* Work to do: Work out how many lines of the records hold the string "name", and reply with that number alone.
[Start of Dataset content]
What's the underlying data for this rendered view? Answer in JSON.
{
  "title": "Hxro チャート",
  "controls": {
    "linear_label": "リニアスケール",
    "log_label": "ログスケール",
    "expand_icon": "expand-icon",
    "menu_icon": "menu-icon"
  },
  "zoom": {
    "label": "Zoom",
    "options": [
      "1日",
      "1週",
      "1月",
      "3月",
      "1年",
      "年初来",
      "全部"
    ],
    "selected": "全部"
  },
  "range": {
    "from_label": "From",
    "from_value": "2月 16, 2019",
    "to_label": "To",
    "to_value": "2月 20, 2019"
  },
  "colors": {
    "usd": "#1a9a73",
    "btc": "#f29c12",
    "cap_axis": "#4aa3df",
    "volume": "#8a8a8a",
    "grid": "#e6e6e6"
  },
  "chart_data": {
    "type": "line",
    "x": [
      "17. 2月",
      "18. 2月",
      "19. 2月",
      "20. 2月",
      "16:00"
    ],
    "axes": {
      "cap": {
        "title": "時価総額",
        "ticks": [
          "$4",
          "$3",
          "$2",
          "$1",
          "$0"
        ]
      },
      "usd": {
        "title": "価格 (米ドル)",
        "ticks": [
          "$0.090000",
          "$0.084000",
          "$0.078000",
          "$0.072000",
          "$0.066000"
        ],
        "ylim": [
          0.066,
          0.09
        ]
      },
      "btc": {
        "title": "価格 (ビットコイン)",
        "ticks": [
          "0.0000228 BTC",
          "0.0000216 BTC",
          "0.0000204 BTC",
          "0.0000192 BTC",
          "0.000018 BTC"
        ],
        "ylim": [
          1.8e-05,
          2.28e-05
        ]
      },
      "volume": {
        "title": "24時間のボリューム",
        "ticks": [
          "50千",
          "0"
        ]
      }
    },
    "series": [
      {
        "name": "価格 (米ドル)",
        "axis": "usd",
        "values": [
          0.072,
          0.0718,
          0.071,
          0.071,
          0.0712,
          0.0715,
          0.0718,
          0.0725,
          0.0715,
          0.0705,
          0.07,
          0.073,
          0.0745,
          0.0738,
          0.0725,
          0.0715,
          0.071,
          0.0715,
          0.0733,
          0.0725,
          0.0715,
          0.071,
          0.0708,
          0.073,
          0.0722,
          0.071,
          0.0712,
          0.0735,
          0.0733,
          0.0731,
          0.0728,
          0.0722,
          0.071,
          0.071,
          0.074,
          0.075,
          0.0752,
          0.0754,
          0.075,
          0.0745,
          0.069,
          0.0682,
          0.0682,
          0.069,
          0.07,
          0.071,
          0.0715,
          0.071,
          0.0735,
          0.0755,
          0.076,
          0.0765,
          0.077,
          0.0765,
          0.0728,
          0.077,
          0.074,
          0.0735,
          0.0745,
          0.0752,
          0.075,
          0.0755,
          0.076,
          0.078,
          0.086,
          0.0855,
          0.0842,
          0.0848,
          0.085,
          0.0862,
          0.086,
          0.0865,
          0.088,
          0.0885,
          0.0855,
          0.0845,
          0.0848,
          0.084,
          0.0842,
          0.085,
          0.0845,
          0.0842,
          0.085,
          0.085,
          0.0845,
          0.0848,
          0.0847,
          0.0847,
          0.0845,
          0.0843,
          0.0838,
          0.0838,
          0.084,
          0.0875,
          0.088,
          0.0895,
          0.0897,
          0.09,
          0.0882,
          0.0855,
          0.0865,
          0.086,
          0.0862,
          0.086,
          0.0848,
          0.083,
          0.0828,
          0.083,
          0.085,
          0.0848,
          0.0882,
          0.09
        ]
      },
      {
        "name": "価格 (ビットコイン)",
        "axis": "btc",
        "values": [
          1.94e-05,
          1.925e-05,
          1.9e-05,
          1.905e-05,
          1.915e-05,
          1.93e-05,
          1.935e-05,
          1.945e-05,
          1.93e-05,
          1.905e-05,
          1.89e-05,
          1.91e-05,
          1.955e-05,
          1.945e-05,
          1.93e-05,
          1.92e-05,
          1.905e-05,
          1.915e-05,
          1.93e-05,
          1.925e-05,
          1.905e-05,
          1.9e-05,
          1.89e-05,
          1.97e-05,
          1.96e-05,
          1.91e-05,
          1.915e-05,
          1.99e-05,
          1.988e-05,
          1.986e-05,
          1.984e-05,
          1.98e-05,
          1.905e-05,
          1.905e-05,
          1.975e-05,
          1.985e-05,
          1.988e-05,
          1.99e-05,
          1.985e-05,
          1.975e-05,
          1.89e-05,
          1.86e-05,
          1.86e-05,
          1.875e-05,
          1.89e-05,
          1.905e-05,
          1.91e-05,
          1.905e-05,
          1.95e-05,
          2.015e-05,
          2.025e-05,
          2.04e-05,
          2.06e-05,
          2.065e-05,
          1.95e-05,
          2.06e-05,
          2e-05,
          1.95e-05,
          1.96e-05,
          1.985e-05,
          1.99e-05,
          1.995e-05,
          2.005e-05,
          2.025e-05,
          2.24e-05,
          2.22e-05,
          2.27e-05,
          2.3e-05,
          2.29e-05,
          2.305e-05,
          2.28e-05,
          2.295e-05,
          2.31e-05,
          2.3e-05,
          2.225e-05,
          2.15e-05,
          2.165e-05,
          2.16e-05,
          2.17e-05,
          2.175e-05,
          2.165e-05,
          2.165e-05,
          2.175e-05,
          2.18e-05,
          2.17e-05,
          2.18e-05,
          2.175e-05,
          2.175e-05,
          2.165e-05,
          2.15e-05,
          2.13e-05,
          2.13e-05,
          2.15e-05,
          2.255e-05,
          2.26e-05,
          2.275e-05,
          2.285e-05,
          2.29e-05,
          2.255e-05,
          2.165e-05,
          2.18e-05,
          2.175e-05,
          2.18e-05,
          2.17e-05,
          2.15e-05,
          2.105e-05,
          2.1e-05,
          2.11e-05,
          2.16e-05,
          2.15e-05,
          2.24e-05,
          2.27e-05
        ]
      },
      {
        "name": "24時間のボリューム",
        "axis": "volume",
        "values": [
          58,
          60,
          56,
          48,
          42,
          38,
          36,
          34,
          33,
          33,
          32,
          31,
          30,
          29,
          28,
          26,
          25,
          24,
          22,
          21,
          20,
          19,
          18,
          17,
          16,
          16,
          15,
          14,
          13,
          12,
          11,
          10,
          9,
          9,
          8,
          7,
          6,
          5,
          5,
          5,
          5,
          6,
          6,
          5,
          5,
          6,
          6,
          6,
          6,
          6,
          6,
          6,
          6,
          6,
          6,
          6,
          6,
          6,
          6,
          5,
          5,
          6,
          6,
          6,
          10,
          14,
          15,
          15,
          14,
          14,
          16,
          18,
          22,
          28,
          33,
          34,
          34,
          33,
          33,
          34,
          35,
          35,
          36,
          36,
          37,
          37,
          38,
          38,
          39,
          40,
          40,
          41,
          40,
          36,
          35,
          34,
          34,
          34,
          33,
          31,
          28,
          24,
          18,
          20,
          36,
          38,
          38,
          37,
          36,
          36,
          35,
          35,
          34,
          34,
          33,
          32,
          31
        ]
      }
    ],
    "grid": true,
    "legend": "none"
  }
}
[End of Dataset content]
* Solution to the exercise: 3